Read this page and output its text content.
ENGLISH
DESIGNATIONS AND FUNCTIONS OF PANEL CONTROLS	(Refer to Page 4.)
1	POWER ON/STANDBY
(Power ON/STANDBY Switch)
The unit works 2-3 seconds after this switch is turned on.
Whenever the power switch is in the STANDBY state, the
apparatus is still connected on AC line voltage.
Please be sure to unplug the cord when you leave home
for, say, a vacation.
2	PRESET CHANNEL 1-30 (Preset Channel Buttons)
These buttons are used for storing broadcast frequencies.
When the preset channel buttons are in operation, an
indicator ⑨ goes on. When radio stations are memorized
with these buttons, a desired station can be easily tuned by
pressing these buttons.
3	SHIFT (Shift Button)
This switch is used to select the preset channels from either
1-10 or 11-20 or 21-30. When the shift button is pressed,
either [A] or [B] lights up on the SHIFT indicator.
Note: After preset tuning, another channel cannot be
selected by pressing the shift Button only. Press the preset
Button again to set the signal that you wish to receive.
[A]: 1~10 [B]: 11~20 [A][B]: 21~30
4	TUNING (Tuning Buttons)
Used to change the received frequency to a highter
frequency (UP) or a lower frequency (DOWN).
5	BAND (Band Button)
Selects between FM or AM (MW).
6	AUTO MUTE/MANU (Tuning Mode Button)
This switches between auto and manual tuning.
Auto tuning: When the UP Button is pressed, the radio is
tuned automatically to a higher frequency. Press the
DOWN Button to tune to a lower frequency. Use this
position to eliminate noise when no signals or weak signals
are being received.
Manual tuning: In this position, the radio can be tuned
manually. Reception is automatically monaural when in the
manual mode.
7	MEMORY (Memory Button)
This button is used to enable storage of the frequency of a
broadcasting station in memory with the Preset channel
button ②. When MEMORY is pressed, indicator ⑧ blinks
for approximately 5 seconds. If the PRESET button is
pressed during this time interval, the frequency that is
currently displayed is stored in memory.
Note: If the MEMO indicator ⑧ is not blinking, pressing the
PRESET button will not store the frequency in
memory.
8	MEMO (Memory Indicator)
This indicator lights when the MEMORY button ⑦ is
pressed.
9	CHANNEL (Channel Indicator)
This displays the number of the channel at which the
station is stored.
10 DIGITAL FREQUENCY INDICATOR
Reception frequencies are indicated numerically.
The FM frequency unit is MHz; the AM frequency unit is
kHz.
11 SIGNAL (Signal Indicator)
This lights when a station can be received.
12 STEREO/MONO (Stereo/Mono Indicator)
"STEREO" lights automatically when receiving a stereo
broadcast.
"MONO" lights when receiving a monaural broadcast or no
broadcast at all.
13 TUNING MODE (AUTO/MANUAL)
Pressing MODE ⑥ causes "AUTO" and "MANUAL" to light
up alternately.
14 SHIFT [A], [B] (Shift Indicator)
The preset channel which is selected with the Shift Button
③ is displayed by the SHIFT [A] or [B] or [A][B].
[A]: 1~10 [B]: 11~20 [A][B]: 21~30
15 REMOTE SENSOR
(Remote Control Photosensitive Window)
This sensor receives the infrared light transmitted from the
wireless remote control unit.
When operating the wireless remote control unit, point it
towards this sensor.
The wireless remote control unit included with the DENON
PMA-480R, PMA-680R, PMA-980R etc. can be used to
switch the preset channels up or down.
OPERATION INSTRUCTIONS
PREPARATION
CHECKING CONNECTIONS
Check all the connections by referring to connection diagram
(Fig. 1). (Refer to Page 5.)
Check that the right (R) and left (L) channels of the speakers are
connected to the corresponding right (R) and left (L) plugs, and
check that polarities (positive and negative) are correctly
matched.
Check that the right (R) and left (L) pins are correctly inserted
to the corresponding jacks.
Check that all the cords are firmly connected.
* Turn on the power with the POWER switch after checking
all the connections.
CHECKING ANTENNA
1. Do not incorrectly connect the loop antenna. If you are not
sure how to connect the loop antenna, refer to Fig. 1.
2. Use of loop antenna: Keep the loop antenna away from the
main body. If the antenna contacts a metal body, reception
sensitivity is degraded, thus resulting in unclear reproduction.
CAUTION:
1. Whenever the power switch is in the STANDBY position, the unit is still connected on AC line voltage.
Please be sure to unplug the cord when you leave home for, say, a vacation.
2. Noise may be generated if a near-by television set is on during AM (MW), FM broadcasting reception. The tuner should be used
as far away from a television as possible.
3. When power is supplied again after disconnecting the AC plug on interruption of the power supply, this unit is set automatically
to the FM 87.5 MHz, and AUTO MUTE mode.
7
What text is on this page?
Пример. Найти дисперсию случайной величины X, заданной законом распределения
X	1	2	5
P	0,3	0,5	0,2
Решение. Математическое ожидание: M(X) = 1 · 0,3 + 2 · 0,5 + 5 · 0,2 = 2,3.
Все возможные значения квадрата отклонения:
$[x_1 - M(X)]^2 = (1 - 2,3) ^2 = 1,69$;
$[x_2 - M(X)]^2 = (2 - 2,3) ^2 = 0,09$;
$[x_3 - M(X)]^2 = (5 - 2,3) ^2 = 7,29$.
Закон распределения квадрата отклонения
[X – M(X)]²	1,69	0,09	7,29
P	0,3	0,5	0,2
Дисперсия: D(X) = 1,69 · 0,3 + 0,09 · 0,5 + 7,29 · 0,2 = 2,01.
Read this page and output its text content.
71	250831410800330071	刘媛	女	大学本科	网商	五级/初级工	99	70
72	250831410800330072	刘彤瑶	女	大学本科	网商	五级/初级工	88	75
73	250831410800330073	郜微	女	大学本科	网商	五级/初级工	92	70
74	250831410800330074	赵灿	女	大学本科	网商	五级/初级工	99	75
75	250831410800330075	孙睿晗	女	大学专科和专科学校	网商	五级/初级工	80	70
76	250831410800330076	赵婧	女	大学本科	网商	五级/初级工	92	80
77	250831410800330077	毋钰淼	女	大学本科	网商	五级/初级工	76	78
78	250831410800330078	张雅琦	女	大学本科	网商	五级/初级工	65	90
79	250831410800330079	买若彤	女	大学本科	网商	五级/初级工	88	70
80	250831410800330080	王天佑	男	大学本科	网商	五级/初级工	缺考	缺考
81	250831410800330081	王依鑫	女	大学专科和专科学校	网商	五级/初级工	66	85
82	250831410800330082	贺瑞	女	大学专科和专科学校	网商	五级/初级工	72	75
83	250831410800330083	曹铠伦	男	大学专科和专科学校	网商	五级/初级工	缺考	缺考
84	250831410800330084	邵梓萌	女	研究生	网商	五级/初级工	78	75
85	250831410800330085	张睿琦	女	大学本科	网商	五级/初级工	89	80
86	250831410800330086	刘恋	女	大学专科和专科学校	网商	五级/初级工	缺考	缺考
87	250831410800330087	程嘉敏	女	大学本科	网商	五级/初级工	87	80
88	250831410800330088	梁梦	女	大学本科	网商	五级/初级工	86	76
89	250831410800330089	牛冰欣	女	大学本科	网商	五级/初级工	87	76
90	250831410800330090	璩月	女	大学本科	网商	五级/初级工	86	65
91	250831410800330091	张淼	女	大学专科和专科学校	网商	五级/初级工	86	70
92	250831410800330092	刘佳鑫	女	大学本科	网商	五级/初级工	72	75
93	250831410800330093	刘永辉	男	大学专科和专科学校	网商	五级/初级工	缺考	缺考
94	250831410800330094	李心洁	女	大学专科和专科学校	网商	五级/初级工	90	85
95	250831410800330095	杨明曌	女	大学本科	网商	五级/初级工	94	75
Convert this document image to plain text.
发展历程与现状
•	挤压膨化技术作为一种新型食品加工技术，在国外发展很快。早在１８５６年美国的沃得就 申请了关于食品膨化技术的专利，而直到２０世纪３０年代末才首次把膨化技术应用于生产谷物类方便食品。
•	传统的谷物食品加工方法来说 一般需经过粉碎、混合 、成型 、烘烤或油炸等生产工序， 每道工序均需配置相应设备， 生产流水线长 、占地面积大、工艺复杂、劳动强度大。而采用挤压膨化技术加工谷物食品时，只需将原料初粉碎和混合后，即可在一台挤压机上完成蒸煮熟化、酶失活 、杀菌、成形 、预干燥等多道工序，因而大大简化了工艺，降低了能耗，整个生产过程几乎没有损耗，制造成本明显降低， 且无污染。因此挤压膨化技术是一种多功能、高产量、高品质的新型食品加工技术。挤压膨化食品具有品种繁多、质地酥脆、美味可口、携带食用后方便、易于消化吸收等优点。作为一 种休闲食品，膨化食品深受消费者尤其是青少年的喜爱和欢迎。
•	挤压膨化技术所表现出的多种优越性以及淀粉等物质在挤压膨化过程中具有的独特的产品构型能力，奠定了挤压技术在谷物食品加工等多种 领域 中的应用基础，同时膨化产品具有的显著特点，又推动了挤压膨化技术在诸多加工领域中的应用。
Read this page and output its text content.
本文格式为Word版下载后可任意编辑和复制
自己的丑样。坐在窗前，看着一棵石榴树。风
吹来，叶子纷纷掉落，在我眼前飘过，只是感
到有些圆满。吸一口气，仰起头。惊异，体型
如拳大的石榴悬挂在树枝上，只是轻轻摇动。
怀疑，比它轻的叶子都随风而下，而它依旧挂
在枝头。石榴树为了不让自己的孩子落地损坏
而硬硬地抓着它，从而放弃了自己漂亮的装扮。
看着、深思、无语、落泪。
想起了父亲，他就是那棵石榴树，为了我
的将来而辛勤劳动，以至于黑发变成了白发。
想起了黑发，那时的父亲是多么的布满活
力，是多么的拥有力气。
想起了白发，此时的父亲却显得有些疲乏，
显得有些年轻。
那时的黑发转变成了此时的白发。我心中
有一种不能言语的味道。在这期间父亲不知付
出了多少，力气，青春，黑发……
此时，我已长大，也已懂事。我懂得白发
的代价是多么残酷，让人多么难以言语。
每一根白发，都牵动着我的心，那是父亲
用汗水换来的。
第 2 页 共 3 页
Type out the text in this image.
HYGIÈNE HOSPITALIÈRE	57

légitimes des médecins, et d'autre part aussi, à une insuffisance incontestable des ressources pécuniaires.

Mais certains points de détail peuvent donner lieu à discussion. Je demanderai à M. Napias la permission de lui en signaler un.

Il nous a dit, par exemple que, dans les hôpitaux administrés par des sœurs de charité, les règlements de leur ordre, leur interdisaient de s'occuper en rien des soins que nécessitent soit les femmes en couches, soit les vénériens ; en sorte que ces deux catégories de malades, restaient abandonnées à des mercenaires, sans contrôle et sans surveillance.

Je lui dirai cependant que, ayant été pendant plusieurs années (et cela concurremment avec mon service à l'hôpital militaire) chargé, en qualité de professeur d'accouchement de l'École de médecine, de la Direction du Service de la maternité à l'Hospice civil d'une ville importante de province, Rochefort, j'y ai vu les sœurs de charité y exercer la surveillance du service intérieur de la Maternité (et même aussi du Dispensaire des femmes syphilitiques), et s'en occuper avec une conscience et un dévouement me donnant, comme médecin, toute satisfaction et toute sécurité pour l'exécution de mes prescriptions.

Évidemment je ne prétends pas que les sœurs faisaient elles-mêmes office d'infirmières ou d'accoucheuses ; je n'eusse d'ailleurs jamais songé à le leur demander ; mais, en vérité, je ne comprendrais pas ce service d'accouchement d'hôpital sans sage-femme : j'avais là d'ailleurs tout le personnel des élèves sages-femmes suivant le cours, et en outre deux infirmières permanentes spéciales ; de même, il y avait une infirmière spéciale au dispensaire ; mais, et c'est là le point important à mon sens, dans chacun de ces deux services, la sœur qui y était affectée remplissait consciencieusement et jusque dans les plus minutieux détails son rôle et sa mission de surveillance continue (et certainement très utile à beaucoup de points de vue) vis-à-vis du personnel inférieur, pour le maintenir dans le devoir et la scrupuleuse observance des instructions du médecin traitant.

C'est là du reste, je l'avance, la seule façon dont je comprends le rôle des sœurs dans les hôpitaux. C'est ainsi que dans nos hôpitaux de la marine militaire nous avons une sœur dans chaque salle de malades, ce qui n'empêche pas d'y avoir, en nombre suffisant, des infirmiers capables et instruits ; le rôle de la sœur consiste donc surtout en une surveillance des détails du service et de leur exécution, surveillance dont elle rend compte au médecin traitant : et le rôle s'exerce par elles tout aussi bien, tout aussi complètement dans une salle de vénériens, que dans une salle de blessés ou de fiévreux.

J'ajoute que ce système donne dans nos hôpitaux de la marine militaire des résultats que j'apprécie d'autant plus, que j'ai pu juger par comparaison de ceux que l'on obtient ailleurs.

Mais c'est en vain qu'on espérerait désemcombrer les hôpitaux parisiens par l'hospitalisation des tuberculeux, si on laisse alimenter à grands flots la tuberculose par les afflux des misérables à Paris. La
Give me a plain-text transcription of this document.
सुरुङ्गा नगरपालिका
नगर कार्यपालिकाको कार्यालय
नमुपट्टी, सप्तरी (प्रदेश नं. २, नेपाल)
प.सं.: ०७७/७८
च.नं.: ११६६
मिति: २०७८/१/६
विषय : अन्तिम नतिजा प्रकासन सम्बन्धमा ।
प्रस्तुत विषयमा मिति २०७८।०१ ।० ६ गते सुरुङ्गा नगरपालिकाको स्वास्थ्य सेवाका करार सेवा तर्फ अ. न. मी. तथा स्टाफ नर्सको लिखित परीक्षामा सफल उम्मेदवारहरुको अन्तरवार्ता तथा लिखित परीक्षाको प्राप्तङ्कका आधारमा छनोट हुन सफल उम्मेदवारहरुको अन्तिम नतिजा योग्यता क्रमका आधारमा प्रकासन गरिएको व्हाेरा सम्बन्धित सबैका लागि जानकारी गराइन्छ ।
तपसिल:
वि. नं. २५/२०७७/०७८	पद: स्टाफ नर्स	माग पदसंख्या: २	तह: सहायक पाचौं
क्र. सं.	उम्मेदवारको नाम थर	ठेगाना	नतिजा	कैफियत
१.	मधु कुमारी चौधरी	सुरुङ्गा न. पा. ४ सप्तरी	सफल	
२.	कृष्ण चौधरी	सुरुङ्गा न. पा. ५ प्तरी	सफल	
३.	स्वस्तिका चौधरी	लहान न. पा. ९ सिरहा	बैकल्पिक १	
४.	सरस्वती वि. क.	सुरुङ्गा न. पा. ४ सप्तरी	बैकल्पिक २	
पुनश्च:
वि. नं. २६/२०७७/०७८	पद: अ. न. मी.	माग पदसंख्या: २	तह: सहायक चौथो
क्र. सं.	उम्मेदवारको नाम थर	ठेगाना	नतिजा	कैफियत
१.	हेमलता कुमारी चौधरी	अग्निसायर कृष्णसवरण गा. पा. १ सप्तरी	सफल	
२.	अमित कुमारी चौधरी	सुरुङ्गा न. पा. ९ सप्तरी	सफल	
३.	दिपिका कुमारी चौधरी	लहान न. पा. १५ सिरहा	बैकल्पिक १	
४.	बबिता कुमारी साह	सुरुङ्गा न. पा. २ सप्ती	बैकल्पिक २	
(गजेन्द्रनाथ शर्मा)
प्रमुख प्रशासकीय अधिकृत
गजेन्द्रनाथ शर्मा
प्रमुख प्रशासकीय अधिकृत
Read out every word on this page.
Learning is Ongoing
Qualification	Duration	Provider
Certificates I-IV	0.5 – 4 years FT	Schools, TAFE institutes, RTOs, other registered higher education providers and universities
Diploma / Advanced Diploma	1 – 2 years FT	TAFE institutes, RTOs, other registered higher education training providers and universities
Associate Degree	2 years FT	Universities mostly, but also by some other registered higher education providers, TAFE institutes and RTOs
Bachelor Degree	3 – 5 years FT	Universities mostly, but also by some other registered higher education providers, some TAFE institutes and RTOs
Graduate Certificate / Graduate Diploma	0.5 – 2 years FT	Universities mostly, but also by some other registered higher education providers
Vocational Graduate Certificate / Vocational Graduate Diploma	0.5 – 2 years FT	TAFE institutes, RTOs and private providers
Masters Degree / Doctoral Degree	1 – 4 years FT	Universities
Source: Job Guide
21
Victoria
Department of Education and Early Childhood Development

◆ ◆ ◆ ◆ ◆ ◆ ◆

◆ Work to do: Take each line containing the string "document" and copy it out.

◆ Exercise result:
Convert this document image to plain text.
Give me a plain-text transcription of this document.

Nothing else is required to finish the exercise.